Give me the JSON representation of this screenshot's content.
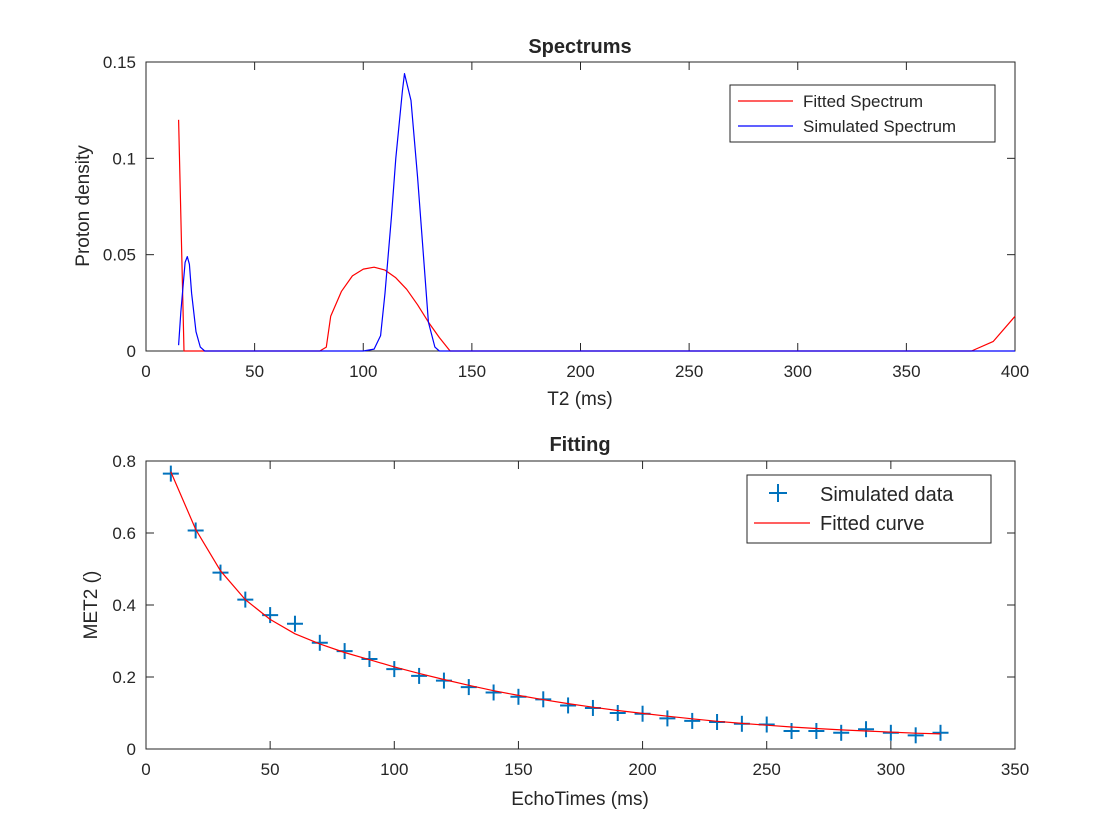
{
  "chart_data": [
    {
      "type": "line",
      "title": "Spectrums",
      "xlabel": "T2 (ms)",
      "ylabel": "Proton density",
      "xlim": [
        0,
        400
      ],
      "ylim": [
        0,
        0.15
      ],
      "xticks": [
        0,
        50,
        100,
        150,
        200,
        250,
        300,
        350,
        400
      ],
      "yticks": [
        0,
        0.05,
        0.1,
        0.15
      ],
      "ytick_labels": [
        "0",
        "0.05",
        "0.1",
        "0.15"
      ],
      "grid": false,
      "legend_position": "top-right",
      "series": [
        {
          "name": "Fitted Spectrum",
          "color": "#ff0000",
          "x": [
            15,
            17.5,
            18,
            80,
            83,
            85,
            90,
            95,
            100,
            105,
            110,
            115,
            120,
            125,
            130,
            135,
            140,
            380,
            390,
            400
          ],
          "y": [
            0.12,
            0.0,
            0.0,
            0.0,
            0.002,
            0.018,
            0.031,
            0.039,
            0.0425,
            0.0435,
            0.042,
            0.038,
            0.032,
            0.024,
            0.015,
            0.007,
            0.0,
            0.0,
            0.005,
            0.018
          ]
        },
        {
          "name": "Simulated Spectrum",
          "color": "#0000ff",
          "x": [
            15,
            16,
            18,
            19,
            20,
            21,
            23,
            25,
            27,
            30,
            100,
            105,
            108,
            110,
            113,
            115,
            118,
            119,
            122,
            125,
            128,
            130,
            133,
            135,
            400
          ],
          "y": [
            0.003,
            0.02,
            0.046,
            0.049,
            0.045,
            0.03,
            0.01,
            0.002,
            0.0,
            0.0,
            0.0,
            0.001,
            0.008,
            0.03,
            0.07,
            0.1,
            0.135,
            0.144,
            0.13,
            0.09,
            0.045,
            0.015,
            0.002,
            0.0,
            0.0
          ]
        }
      ]
    },
    {
      "type": "scatter",
      "title": "Fitting",
      "xlabel": "EchoTimes (ms)",
      "ylabel": "MET2 ()",
      "xlim": [
        0,
        350
      ],
      "ylim": [
        0,
        0.8
      ],
      "xticks": [
        0,
        50,
        100,
        150,
        200,
        250,
        300,
        350
      ],
      "yticks": [
        0,
        0.2,
        0.4,
        0.6,
        0.8
      ],
      "ytick_labels": [
        "0",
        "0.2",
        "0.4",
        "0.6",
        "0.8"
      ],
      "grid": false,
      "legend_position": "top-right",
      "series": [
        {
          "name": "Simulated data",
          "color": "#0072bd",
          "marker": "+",
          "x": [
            10,
            20,
            30,
            40,
            50,
            60,
            70,
            80,
            90,
            100,
            110,
            120,
            130,
            140,
            150,
            160,
            170,
            180,
            190,
            200,
            210,
            220,
            230,
            240,
            250,
            260,
            270,
            280,
            290,
            300,
            310,
            320
          ],
          "y": [
            0.765,
            0.607,
            0.49,
            0.415,
            0.372,
            0.348,
            0.295,
            0.272,
            0.25,
            0.222,
            0.203,
            0.19,
            0.172,
            0.157,
            0.145,
            0.138,
            0.121,
            0.114,
            0.1,
            0.098,
            0.085,
            0.078,
            0.075,
            0.07,
            0.068,
            0.05,
            0.05,
            0.045,
            0.055,
            0.045,
            0.038,
            0.045
          ]
        },
        {
          "name": "Fitted curve",
          "color": "#ff0000",
          "x": [
            10,
            20,
            30,
            40,
            50,
            60,
            70,
            80,
            90,
            100,
            110,
            120,
            130,
            140,
            150,
            160,
            170,
            180,
            190,
            200,
            210,
            220,
            230,
            240,
            250,
            260,
            270,
            280,
            290,
            300,
            310,
            320
          ],
          "y": [
            0.77,
            0.61,
            0.495,
            0.415,
            0.36,
            0.32,
            0.292,
            0.268,
            0.248,
            0.228,
            0.21,
            0.193,
            0.177,
            0.162,
            0.149,
            0.137,
            0.126,
            0.116,
            0.107,
            0.099,
            0.091,
            0.084,
            0.077,
            0.071,
            0.066,
            0.061,
            0.057,
            0.053,
            0.05,
            0.047,
            0.044,
            0.042
          ]
        }
      ]
    }
  ]
}
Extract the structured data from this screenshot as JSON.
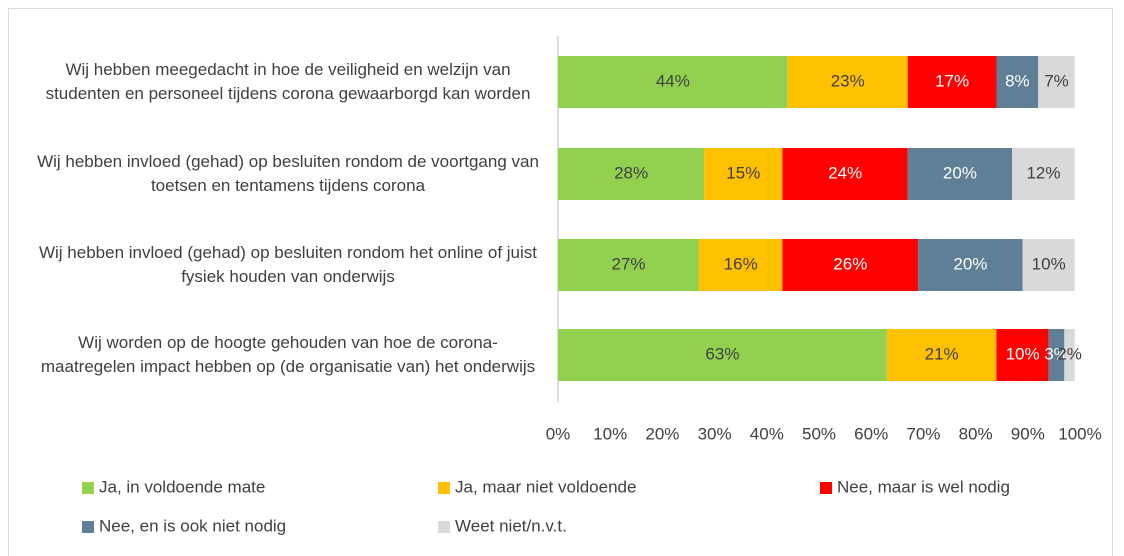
{
  "chart_data": {
    "type": "stacked_barh",
    "categories": [
      "Wij hebben meegedacht in hoe de veiligheid en welzijn van studenten en personeel tijdens corona gewaarborgd kan worden",
      "Wij hebben invloed (gehad) op besluiten rondom de voortgang van toetsen en tentamens tijdens corona",
      "Wij hebben invloed (gehad) op besluiten rondom het online of juist fysiek houden van onderwijs",
      "Wij worden op de hoogte gehouden van hoe de corona-maatregelen impact hebben op (de organisatie van) het onderwijs"
    ],
    "series": [
      {
        "name": "Ja, in voldoende mate",
        "color": "#92d050",
        "text_color": "#404040",
        "values": [
          44,
          28,
          27,
          63
        ],
        "value_labels": [
          "44%",
          "28%",
          "27%",
          "63%"
        ]
      },
      {
        "name": "Ja, maar niet voldoende",
        "color": "#ffc000",
        "text_color": "#404040",
        "values": [
          23,
          15,
          16,
          21
        ],
        "value_labels": [
          "23%",
          "15%",
          "16%",
          "21%"
        ]
      },
      {
        "name": "Nee, maar is wel nodig",
        "color": "#ff0000",
        "text_color": "#ffffff",
        "values": [
          17,
          24,
          26,
          10
        ],
        "value_labels": [
          "17%",
          "24%",
          "26%",
          "10%"
        ]
      },
      {
        "name": "Nee, en is ook niet nodig",
        "color": "#5f7f96",
        "text_color": "#ffffff",
        "values": [
          8,
          20,
          20,
          3
        ],
        "value_labels": [
          "8%",
          "20%",
          "20%",
          "3%"
        ]
      },
      {
        "name": "Weet niet/n.v.t.",
        "color": "#d9d9d9",
        "text_color": "#404040",
        "values": [
          7,
          12,
          10,
          2
        ],
        "value_labels": [
          "7%",
          "12%",
          "10%",
          "2%"
        ]
      }
    ],
    "xlim": [
      0,
      100
    ],
    "xticks": [
      {
        "value": 0,
        "label": "0%"
      },
      {
        "value": 10,
        "label": "10%"
      },
      {
        "value": 20,
        "label": "20%"
      },
      {
        "value": 30,
        "label": "30%"
      },
      {
        "value": 40,
        "label": "40%"
      },
      {
        "value": 50,
        "label": "50%"
      },
      {
        "value": 60,
        "label": "60%"
      },
      {
        "value": 70,
        "label": "70%"
      },
      {
        "value": 80,
        "label": "80%"
      },
      {
        "value": 90,
        "label": "90%"
      },
      {
        "value": 100,
        "label": "100%"
      }
    ],
    "legend": "bottom"
  }
}
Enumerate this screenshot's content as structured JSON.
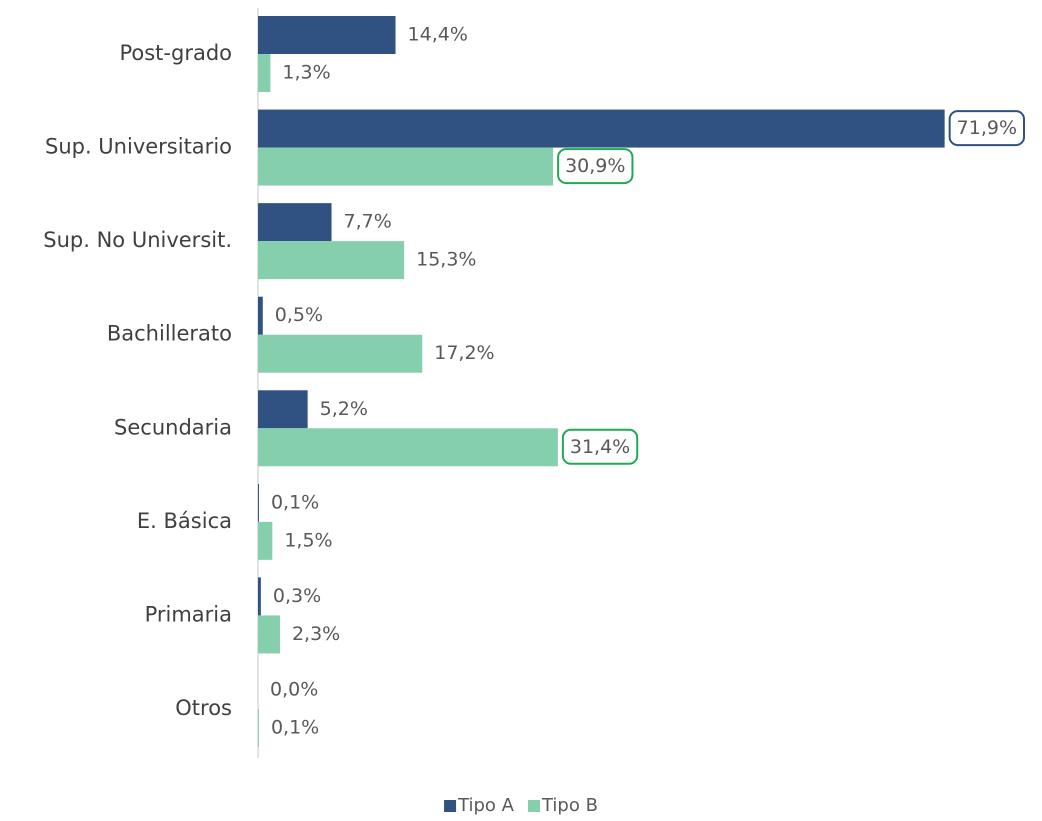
{
  "chart_data": {
    "type": "bar",
    "orientation": "horizontal",
    "categories": [
      "Post-grado",
      "Sup. Universitario",
      "Sup. No Universit.",
      "Bachillerato",
      "Secundaria",
      "E. Básica",
      "Primaria",
      "Otros"
    ],
    "series": [
      {
        "name": "Tipo A",
        "color": "#2f5283",
        "highlight_color": "#2f5283",
        "values": [
          14.4,
          71.9,
          7.7,
          0.5,
          5.2,
          0.1,
          0.3,
          0.0
        ],
        "value_labels": [
          "14,4%",
          "71,9%",
          "7,7%",
          "0,5%",
          "5,2%",
          "0,1%",
          "0,3%",
          "0,0%"
        ],
        "highlight": [
          1
        ]
      },
      {
        "name": "Tipo B",
        "color": "#86cfac",
        "highlight_color": "#1faa52",
        "values": [
          1.3,
          30.9,
          15.3,
          17.2,
          31.4,
          1.5,
          2.3,
          0.1
        ],
        "value_labels": [
          "1,3%",
          "30,9%",
          "15,3%",
          "17,2%",
          "31,4%",
          "1,5%",
          "2,3%",
          "0,1%"
        ],
        "highlight": [
          1,
          4
        ]
      }
    ],
    "xlim": [
      0,
      80
    ],
    "legend": "bottom"
  }
}
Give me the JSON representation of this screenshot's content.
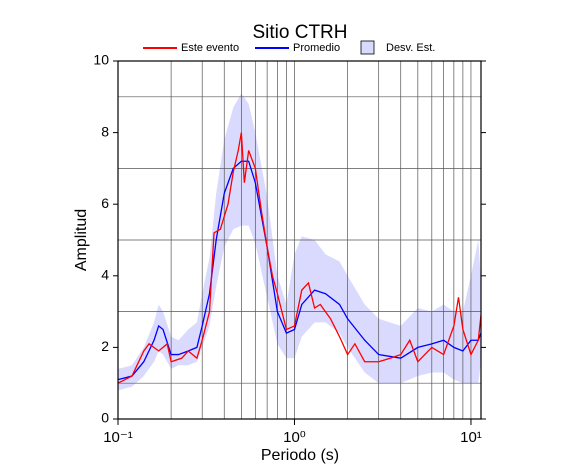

···

Report the number of lines in the entries above that include the word "name" and add nothing to it.

▶ COMPLETED EXERCISE
11